**Your goal:**
In the entries below, identify every line with the string "Indonesia" and copy it.

**Material shown:**
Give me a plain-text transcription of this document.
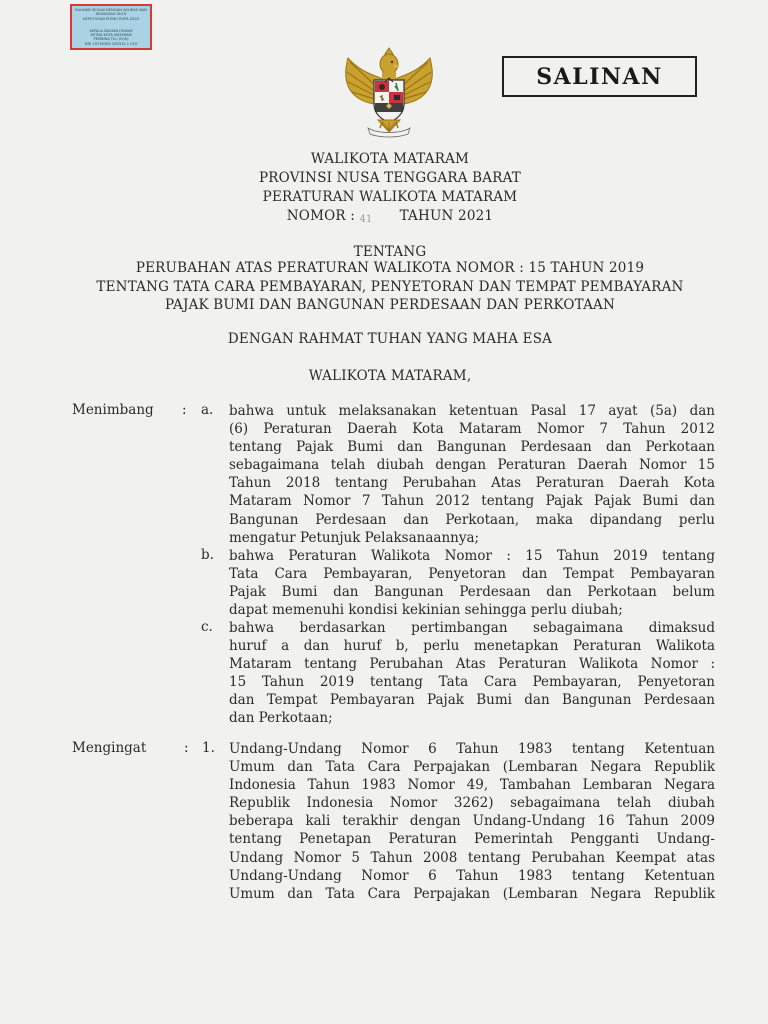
SALINAN SESUAI DENGAN ASLINYA DAN
DIUNGGAH OLEH
KEPUTUSAN PLENO RUPA 2020
KEPALA BAGIAN HUKUM
SETDA KOTA MATARAM
PEMBINA TK.I (IV/b)
NIP. 19730305 200312 1 010
SALINAN
WALIKOTA MATARAM
PROVINSI NUSA TENGGARA BARAT
PERATURAN WALIKOTA MATARAM
NOMOR : 41 TAHUN 2021
TENTANG
PERUBAHAN ATAS PERATURAN WALIKOTA NOMOR : 15 TAHUN 2019
TENTANG TATA CARA PEMBAYARAN, PENYETORAN DAN TEMPAT PEMBAYARAN
PAJAK BUMI DAN BANGUNAN PERDESAAN DAN PERKOTAAN
DENGAN RAHMAT TUHAN YANG MAHA ESA
WALIKOTA MATARAM,
Menimbang : a. bahwa untuk melaksanakan ketentuan Pasal 17 ayat (5a) dan
(6) Peraturan Daerah Kota Mataram Nomor 7 Tahun 2012
tentang Pajak Bumi dan Bangunan Perdesaan dan Perkotaan
sebagaimana telah diubah dengan Peraturan Daerah Nomor 15
Tahun 2018 tentang Perubahan Atas Peraturan Daerah Kota
Mataram Nomor 7 Tahun 2012 tentang Pajak Pajak Bumi dan
Bangunan Perdesaan dan Perkotaan, maka dipandang perlu
mengatur Petunjuk Pelaksanaannya;
b. bahwa Peraturan Walikota Nomor : 15 Tahun 2019 tentang
Tata Cara Pembayaran, Penyetoran dan Tempat Pembayaran
Pajak Bumi dan Bangunan Perdesaan dan Perkotaan belum
dapat memenuhi kondisi kekinian sehingga perlu diubah;
c. bahwa berdasarkan pertimbangan sebagaimana dimaksud
huruf a dan huruf b, perlu menetapkan Peraturan Walikota
Mataram tentang Perubahan Atas Peraturan Walikota Nomor :
15 Tahun 2019 tentang Tata Cara Pembayaran, Penyetoran
dan Tempat Pembayaran Pajak Bumi dan Bangunan Perdesaan
dan Perkotaan;
Mengingat	: 1. Undang-Undang Nomor 6 Tahun 1983 tentang Ketentuan
Umum dan Tata Cara Perpajakan (Lembaran Negara Republik
Indonesia Tahun 1983 Nomor 49, Tambahan Lembaran Negara
Republik Indonesia Nomor 3262) sebagaimana telah diubah
beberapa kali terakhir dengan Undang-Undang 16 Tahun 2009
tentang Penetapan Peraturan Pemerintah Pengganti Undang-
Undang Nomor 5 Tahun 2008 tentang Perubahan Keempat atas
Undang-Undang Nomor 6 Tahun 1983 tentang Ketentuan
Umum dan Tata Cara Perpajakan (Lembaran Negara Republik
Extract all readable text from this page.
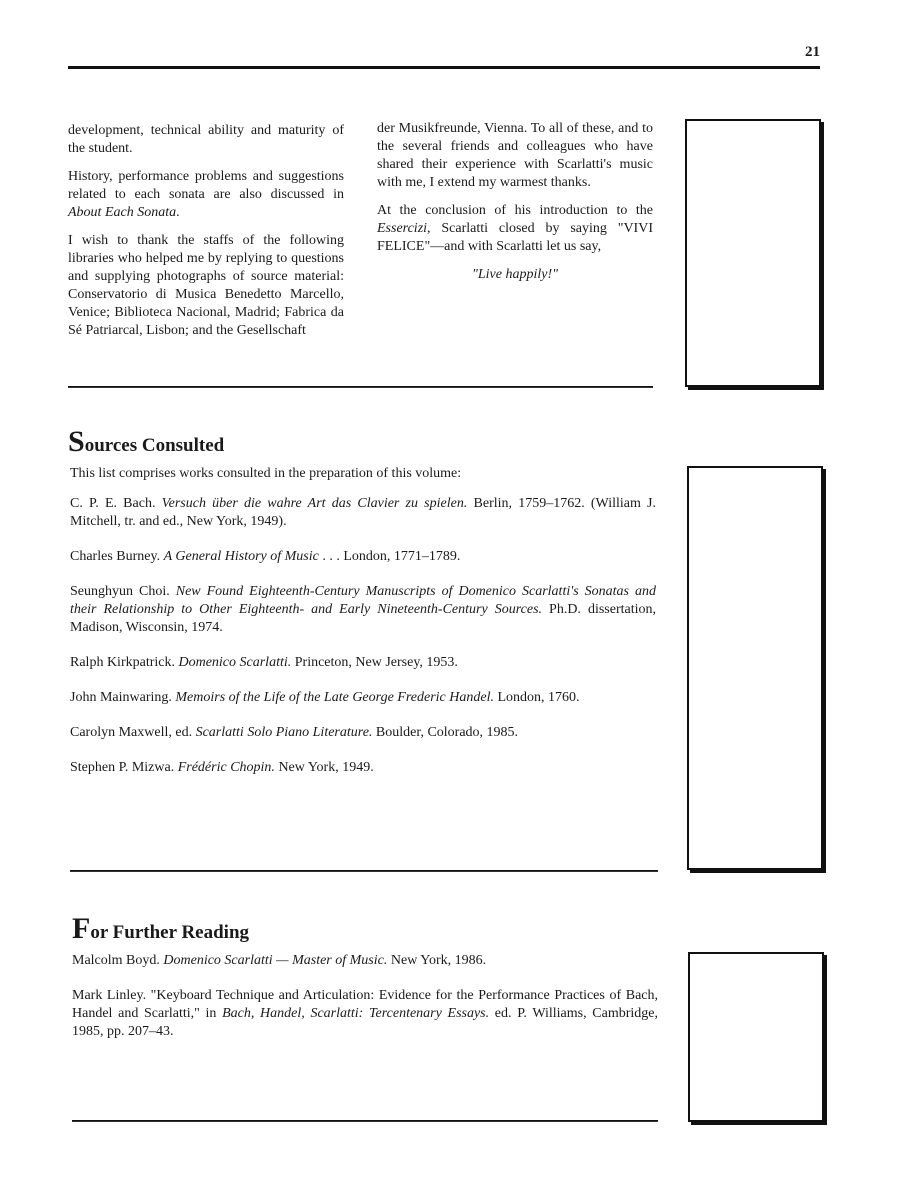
21

development, technical ability and maturity of the student.

History, performance problems and suggestions related to each sonata are also discussed in About Each Sonata.

I wish to thank the staffs of the following libraries who helped me by replying to questions and supplying photographs of source material: Conservatorio di Musica Benedetto Marcello, Venice; Biblioteca Nacional, Madrid; Fabrica da Sé Patriarcal, Lisbon; and the Gesellschaft

der Musikfreunde, Vienna. To all of these, and to the several friends and colleagues who have shared their experience with Scarlatti's music with me, I extend my warmest thanks.

At the conclusion of his introduction to the Essercizi, Scarlatti closed by saying "VIVI FELICE"—and with Scarlatti let us say,

"Live happily!"

Sources Consulted

This list comprises works consulted in the preparation of this volume:

C. P. E. Bach. Versuch über die wahre Art das Clavier zu spielen. Berlin, 1759–1762. (William J. Mitchell, tr. and ed., New York, 1949).

Charles Burney. A General History of Music . . . London, 1771–1789.

Seunghyun Choi. New Found Eighteenth-Century Manuscripts of Domenico Scarlatti's Sonatas and their Relationship to Other Eighteenth- and Early Nineteenth-Century Sources. Ph.D. dissertation, Madison, Wisconsin, 1974.

Ralph Kirkpatrick. Domenico Scarlatti. Princeton, New Jersey, 1953.

John Mainwaring. Memoirs of the Life of the Late George Frederic Handel. London, 1760.

Carolyn Maxwell, ed. Scarlatti Solo Piano Literature. Boulder, Colorado, 1985.

Stephen P. Mizwa. Frédéric Chopin. New York, 1949.

For Further Reading

Malcolm Boyd. Domenico Scarlatti — Master of Music. New York, 1986.

Mark Linley. "Keyboard Technique and Articulation: Evidence for the Performance Practices of Bach, Handel and Scarlatti," in Bach, Handel, Scarlatti: Tercentenary Essays. ed. P. Williams, Cambridge, 1985, pp. 207–43.
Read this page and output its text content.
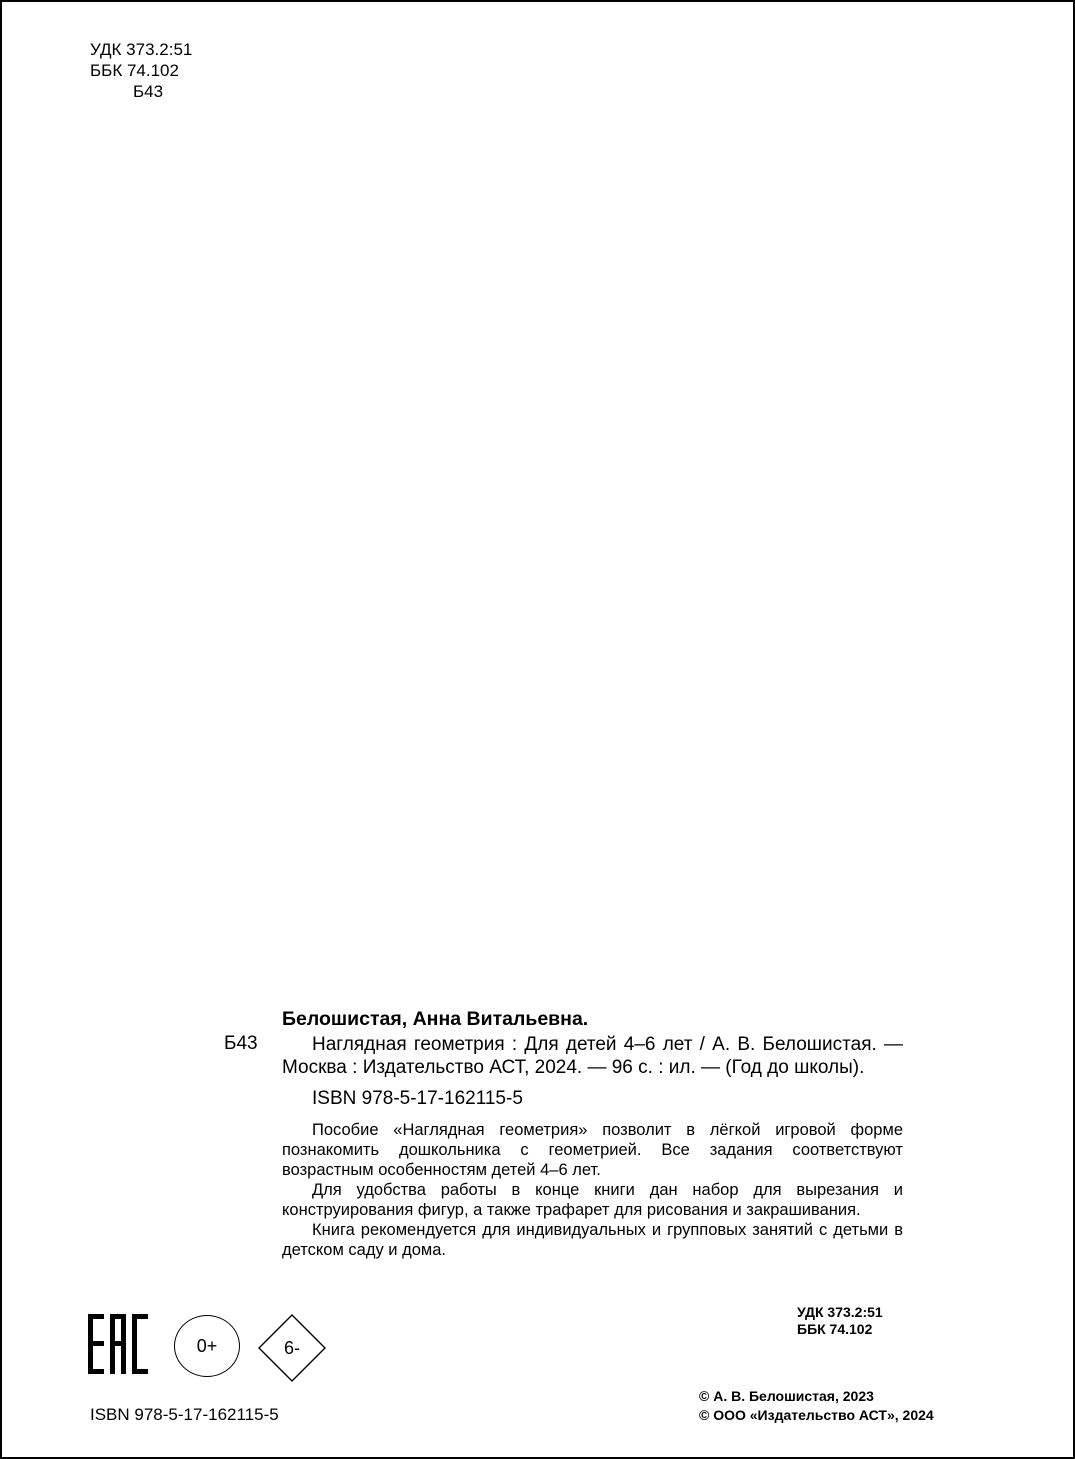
УДК 373.2:51
ББК 74.102
Б43
Б43
Белошистая, Анна Витальевна.

Наглядная геометрия : Для детей 4–6 лет / А. В. Белошистая. — Москва : Издательство АСТ, 2024. — 96 с. : ил. — (Год до школы).

ISBN 978-5-17-162115-5

Пособие «Наглядная геометрия» позволит в лёгкой игровой форме познакомить дошкольника с геометрией. Все задания соответствуют возрастным особенностям детей 4–6 лет.

Для удобства работы в конце книги дан набор для вырезания и конструирования фигур, а также трафарет для рисования и закрашивания.

Книга рекомендуется для индивидуальных и групповых занятий с детьми в детском саду и дома.

УДК 373.2:51
ББК 74.102
0+	6-
© А. В. Белошистая, 2023
© ООО «Издательство АСТ», 2024
ISBN 978-5-17-162115-5
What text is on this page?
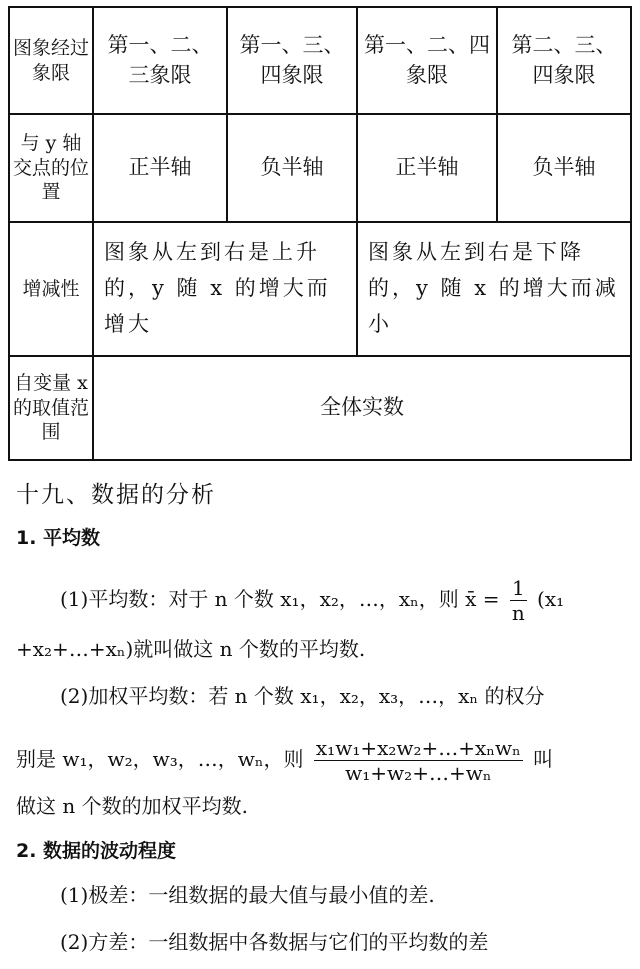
图象经过象限	第一、二、三象限	第一、三、四象限	第一、二、四象限	第二、三、四象限
与 y 轴交点的位置	正半轴	负半轴	正半轴	负半轴
增减性	图象从左到右是上升的，y 随 x 的增大而增大		图象从左到右是下降的，y 随 x 的增大而减小	
自变量 x 的取值范围	全体实数			
十九、数据的分析
1. 平均数
(1)平均数：对于 n 个数 x₁，x₂，…，xₙ，则 x̄ = $\frac{1}{n} (x_1$
+x₂+…+xₙ)就叫做这 n 个数的平均数.
(2)加权平均数：若 n 个数 x₁，x₂，x₃，…，xₙ 的权分
别是 w₁，w₂，w₃，…，wₙ，则 $\frac{\text{x₁w₁+x₂w₂+…+xₙwₙ}}{\text{w₁+w₂+…+wₙ}}$ 叫
做这 n 个数的加权平均数.
2. 数据的波动程度
(1)极差：一组数据的最大值与最小值的差.
(2)方差：一组数据中各数据与它们的平均数的差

**Exercise output:**
Indonesia Tahun 1983 Nomor 49, Tambahan Lembaran Negara
Republik Indonesia Nomor 3262) sebagaimana telah diubah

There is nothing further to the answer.